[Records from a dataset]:

++++

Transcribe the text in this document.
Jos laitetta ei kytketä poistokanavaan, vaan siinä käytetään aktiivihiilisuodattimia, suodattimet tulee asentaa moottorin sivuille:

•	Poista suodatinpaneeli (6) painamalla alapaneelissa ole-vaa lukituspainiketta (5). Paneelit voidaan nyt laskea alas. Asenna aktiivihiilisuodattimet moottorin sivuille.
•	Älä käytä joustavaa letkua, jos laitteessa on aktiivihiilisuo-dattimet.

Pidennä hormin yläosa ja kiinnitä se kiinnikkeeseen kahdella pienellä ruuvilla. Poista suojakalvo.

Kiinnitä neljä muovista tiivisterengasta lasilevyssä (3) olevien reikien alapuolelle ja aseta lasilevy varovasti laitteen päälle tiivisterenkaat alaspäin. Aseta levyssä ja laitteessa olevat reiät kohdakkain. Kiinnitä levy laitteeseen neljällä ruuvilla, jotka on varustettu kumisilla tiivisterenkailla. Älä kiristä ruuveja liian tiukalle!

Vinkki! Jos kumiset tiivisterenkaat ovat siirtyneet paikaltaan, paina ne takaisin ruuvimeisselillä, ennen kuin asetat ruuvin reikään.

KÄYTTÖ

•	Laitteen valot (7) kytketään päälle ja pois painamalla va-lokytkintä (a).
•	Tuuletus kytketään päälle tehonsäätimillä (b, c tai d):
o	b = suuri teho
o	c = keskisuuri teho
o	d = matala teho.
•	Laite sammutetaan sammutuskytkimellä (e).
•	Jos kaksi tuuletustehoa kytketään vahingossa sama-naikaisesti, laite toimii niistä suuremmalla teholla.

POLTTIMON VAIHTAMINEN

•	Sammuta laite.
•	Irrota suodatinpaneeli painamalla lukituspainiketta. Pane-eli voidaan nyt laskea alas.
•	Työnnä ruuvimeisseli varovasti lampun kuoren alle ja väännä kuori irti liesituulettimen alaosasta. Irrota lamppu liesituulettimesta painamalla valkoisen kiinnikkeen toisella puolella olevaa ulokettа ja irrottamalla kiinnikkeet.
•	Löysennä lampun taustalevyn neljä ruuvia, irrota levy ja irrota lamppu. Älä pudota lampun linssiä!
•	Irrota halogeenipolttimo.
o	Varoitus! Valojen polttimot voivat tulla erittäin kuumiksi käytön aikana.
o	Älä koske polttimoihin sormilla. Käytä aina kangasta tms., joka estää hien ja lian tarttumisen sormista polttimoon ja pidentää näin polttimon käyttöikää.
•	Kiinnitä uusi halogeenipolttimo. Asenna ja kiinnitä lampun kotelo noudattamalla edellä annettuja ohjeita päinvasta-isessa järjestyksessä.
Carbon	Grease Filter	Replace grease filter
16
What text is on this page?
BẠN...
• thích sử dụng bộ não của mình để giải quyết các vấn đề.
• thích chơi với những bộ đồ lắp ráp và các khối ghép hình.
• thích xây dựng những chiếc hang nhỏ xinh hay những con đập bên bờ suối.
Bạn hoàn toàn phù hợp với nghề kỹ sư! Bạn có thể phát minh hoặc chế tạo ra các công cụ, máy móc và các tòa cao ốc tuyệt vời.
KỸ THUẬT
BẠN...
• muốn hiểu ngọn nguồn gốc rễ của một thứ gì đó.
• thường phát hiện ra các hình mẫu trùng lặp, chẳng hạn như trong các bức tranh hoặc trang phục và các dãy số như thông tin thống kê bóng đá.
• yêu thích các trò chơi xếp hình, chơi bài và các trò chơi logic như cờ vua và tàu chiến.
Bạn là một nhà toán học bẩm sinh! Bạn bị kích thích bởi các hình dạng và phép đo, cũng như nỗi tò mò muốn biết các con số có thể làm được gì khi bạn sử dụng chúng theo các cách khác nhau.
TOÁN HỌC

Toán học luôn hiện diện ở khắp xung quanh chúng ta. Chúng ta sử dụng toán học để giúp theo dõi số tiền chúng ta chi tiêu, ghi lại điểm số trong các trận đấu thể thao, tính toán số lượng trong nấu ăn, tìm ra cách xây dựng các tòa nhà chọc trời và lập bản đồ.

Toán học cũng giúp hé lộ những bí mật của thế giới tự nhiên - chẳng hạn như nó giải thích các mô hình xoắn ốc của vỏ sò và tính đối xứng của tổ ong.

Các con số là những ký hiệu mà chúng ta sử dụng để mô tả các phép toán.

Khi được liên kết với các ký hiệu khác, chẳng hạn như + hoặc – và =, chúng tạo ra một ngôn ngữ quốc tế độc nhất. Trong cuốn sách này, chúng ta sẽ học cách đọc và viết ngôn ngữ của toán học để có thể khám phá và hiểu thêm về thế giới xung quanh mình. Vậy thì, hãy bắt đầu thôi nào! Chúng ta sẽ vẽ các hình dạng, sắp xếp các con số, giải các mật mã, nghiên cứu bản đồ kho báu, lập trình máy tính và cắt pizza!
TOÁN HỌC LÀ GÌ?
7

++++

[Goal]: Type out the entries again, word for word.

[Solution to this task]:
Transcribe the text in this document.
Jos laitetta ei kytketä poistokanavaan, vaan siinä käytetään aktiivihiilisuodattimia, suodattimet tulee asentaa moottorin sivuille:

•	Poista suodatinpaneeli (6) painamalla alapaneelissa ole-vaa lukituspainiketta (5). Paneelit voidaan nyt laskea alas. Asenna aktiivihiilisuodattimet moottorin sivuille.
•	Älä käytä joustavaa letkua, jos laitteessa on aktiivihiilisuo-dattimet.

Pidennä hormin yläosa ja kiinnitä se kiinnikkeeseen kahdella pienellä ruuvilla. Poista suojakalvo.

Kiinnitä neljä muovista tiivisterengasta lasilevyssä (3) olevien reikien alapuolelle ja aseta lasilevy varovasti laitteen päälle tiivisterenkaat alaspäin. Aseta levyssä ja laitteessa olevat reiät kohdakkain. Kiinnitä levy laitteeseen neljällä ruuvilla, jotka on varustettu kumisilla tiivisterenkailla. Älä kiristä ruuveja liian tiukalle!

Vinkki! Jos kumiset tiivisterenkaat ovat siirtyneet paikaltaan, paina ne takaisin ruuvimeisselillä, ennen kuin asetat ruuvin reikään.

KÄYTTÖ

•	Laitteen valot (7) kytketään päälle ja pois painamalla va-lokytkintä (a).
•	Tuuletus kytketään päälle tehonsäätimillä (b, c tai d):
o	b = suuri teho
o	c = keskisuuri teho
o	d = matala teho.
•	Laite sammutetaan sammutuskytkimellä (e).
•	Jos kaksi tuuletustehoa kytketään vahingossa sama-naikaisesti, laite toimii niistä suuremmalla teholla.

POLTTIMON VAIHTAMINEN

•	Sammuta laite.
•	Irrota suodatinpaneeli painamalla lukituspainiketta. Pane-eli voidaan nyt laskea alas.
•	Työnnä ruuvimeisseli varovasti lampun kuoren alle ja väännä kuori irti liesituulettimen alaosasta. Irrota lamppu liesituulettimesta painamalla valkoisen kiinnikkeen toisella puolella olevaa ulokettа ja irrottamalla kiinnikkeet.
•	Löysennä lampun taustalevyn neljä ruuvia, irrota levy ja irrota lamppu. Älä pudota lampun linssiä!
•	Irrota halogeenipolttimo.
o	Varoitus! Valojen polttimot voivat tulla erittäin kuumiksi käytön aikana.
o	Älä koske polttimoihin sormilla. Käytä aina kangasta tms., joka estää hien ja lian tarttumisen sormista polttimoon ja pidentää näin polttimon käyttöikää.
•	Kiinnitä uusi halogeenipolttimo. Asenna ja kiinnitä lampun kotelo noudattamalla edellä annettuja ohjeita päinvasta-isessa järjestyksessä.
Carbon	Grease Filter	Replace grease filter
16
What text is on this page?
BẠN...
• thích sử dụng bộ não của mình để giải quyết các vấn đề.
• thích chơi với những bộ đồ lắp ráp và các khối ghép hình.
• thích xây dựng những chiếc hang nhỏ xinh hay những con đập bên bờ suối.
Bạn hoàn toàn phù hợp với nghề kỹ sư! Bạn có thể phát minh hoặc chế tạo ra các công cụ, máy móc và các tòa cao ốc tuyệt vời.
KỸ THUẬT
BẠN...
• muốn hiểu ngọn nguồn gốc rễ của một thứ gì đó.
• thường phát hiện ra các hình mẫu trùng lặp, chẳng hạn như trong các bức tranh hoặc trang phục và các dãy số như thông tin thống kê bóng đá.
• yêu thích các trò chơi xếp hình, chơi bài và các trò chơi logic như cờ vua và tàu chiến.
Bạn là một nhà toán học bẩm sinh! Bạn bị kích thích bởi các hình dạng và phép đo, cũng như nỗi tò mò muốn biết các con số có thể làm được gì khi bạn sử dụng chúng theo các cách khác nhau.
TOÁN HỌC

Toán học luôn hiện diện ở khắp xung quanh chúng ta. Chúng ta sử dụng toán học để giúp theo dõi số tiền chúng ta chi tiêu, ghi lại điểm số trong các trận đấu thể thao, tính toán số lượng trong nấu ăn, tìm ra cách xây dựng các tòa nhà chọc trời và lập bản đồ.

Toán học cũng giúp hé lộ những bí mật của thế giới tự nhiên - chẳng hạn như nó giải thích các mô hình xoắn ốc của vỏ sò và tính đối xứng của tổ ong.

Các con số là những ký hiệu mà chúng ta sử dụng để mô tả các phép toán.

Khi được liên kết với các ký hiệu khác, chẳng hạn như + hoặc – và =, chúng tạo ra một ngôn ngữ quốc tế độc nhất. Trong cuốn sách này, chúng ta sẽ học cách đọc và viết ngôn ngữ của toán học để có thể khám phá và hiểu thêm về thế giới xung quanh mình. Vậy thì, hãy bắt đầu thôi nào! Chúng ta sẽ vẽ các hình dạng, sắp xếp các con số, giải các mật mã, nghiên cứu bản đồ kho báu, lập trình máy tính và cắt pizza!
TOÁN HỌC LÀ GÌ?
7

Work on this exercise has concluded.